→ DATA FOR THIS TASK
--- Start ---

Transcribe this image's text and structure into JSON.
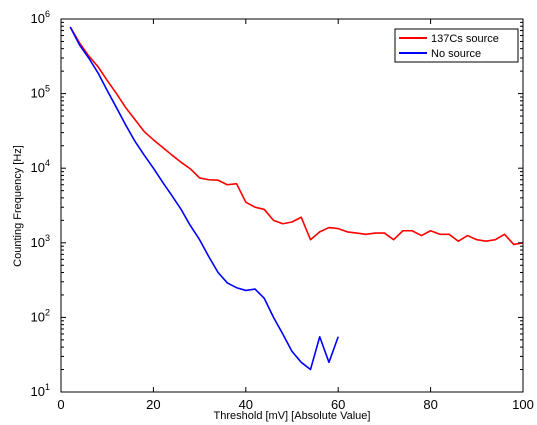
{
  "chart_data": {
    "type": "line",
    "title": "",
    "xlabel": "Threshold [mV] [Absolute Value]",
    "ylabel": "Counting Frequency [Hz]",
    "xlim": [
      0,
      100
    ],
    "ylim": [
      10,
      1000000
    ],
    "yscale": "log",
    "grid": false,
    "legend_position": "top-right",
    "x_ticks": [
      "0",
      "20",
      "40",
      "60",
      "80",
      "100"
    ],
    "y_ticks": [
      {
        "base": "10",
        "exp": "1"
      },
      {
        "base": "10",
        "exp": "2"
      },
      {
        "base": "10",
        "exp": "3"
      },
      {
        "base": "10",
        "exp": "4"
      },
      {
        "base": "10",
        "exp": "5"
      },
      {
        "base": "10",
        "exp": "6"
      }
    ],
    "series": [
      {
        "name": "137Cs source",
        "color": "#ff0000",
        "x": [
          2,
          4,
          6,
          8,
          10,
          12,
          14,
          16,
          18,
          20,
          22,
          24,
          26,
          28,
          30,
          32,
          34,
          36,
          38,
          40,
          42,
          44,
          46,
          48,
          50,
          52,
          54,
          56,
          58,
          60,
          62,
          64,
          66,
          68,
          70,
          72,
          74,
          76,
          78,
          80,
          82,
          84,
          86,
          88,
          90,
          92,
          94,
          96,
          98,
          100
        ],
        "y": [
          780000,
          480000,
          320000,
          230000,
          150000,
          100000,
          65000,
          45000,
          31000,
          24000,
          19000,
          15000,
          12000,
          9800,
          7400,
          7000,
          6900,
          6000,
          6200,
          3500,
          3000,
          2800,
          2000,
          1800,
          1900,
          2200,
          1100,
          1400,
          1600,
          1550,
          1400,
          1350,
          1300,
          1350,
          1350,
          1100,
          1450,
          1450,
          1250,
          1450,
          1300,
          1300,
          1050,
          1250,
          1100,
          1050,
          1100,
          1300,
          950,
          1000
        ]
      },
      {
        "name": "No source",
        "color": "#0000ff",
        "x": [
          2,
          4,
          6,
          8,
          10,
          12,
          14,
          16,
          18,
          20,
          22,
          24,
          26,
          28,
          30,
          32,
          34,
          36,
          38,
          40,
          42,
          44,
          46,
          48,
          50,
          52,
          54,
          56,
          58,
          60
        ],
        "y": [
          780000,
          450000,
          300000,
          190000,
          110000,
          65000,
          38000,
          23000,
          15000,
          10000,
          6500,
          4300,
          2800,
          1700,
          1100,
          650,
          400,
          290,
          250,
          230,
          240,
          180,
          100,
          60,
          35,
          25,
          20,
          55,
          25,
          55
        ]
      }
    ]
  }
}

--- End ---

→ WORK TO DO
Each line of the data should be quoted exactly, with pictures left out.

→ WRITTEN REPLY
Transcribe this image's text and structure into JSON.
{
  "chart_data": {
    "type": "line",
    "title": "",
    "xlabel": "Threshold [mV] [Absolute Value]",
    "ylabel": "Counting Frequency [Hz]",
    "xlim": [
      0,
      100
    ],
    "ylim": [
      10,
      1000000
    ],
    "yscale": "log",
    "grid": false,
    "legend_position": "top-right",
    "x_ticks": [
      "0",
      "20",
      "40",
      "60",
      "80",
      "100"
    ],
    "y_ticks": [
      {
        "base": "10",
        "exp": "1"
      },
      {
        "base": "10",
        "exp": "2"
      },
      {
        "base": "10",
        "exp": "3"
      },
      {
        "base": "10",
        "exp": "4"
      },
      {
        "base": "10",
        "exp": "5"
      },
      {
        "base": "10",
        "exp": "6"
      }
    ],
    "series": [
      {
        "name": "137Cs source",
        "color": "#ff0000",
        "x": [
          2,
          4,
          6,
          8,
          10,
          12,
          14,
          16,
          18,
          20,
          22,
          24,
          26,
          28,
          30,
          32,
          34,
          36,
          38,
          40,
          42,
          44,
          46,
          48,
          50,
          52,
          54,
          56,
          58,
          60,
          62,
          64,
          66,
          68,
          70,
          72,
          74,
          76,
          78,
          80,
          82,
          84,
          86,
          88,
          90,
          92,
          94,
          96,
          98,
          100
        ],
        "y": [
          780000,
          480000,
          320000,
          230000,
          150000,
          100000,
          65000,
          45000,
          31000,
          24000,
          19000,
          15000,
          12000,
          9800,
          7400,
          7000,
          6900,
          6000,
          6200,
          3500,
          3000,
          2800,
          2000,
          1800,
          1900,
          2200,
          1100,
          1400,
          1600,
          1550,
          1400,
          1350,
          1300,
          1350,
          1350,
          1100,
          1450,
          1450,
          1250,
          1450,
          1300,
          1300,
          1050,
          1250,
          1100,
          1050,
          1100,
          1300,
          950,
          1000
        ]
      },
      {
        "name": "No source",
        "color": "#0000ff",
        "x": [
          2,
          4,
          6,
          8,
          10,
          12,
          14,
          16,
          18,
          20,
          22,
          24,
          26,
          28,
          30,
          32,
          34,
          36,
          38,
          40,
          42,
          44,
          46,
          48,
          50,
          52,
          54,
          56,
          58,
          60
        ],
        "y": [
          780000,
          450000,
          300000,
          190000,
          110000,
          65000,
          38000,
          23000,
          15000,
          10000,
          6500,
          4300,
          2800,
          1700,
          1100,
          650,
          400,
          290,
          250,
          230,
          240,
          180,
          100,
          60,
          35,
          25,
          20,
          55,
          25,
          55
        ]
      }
    ]
  }
}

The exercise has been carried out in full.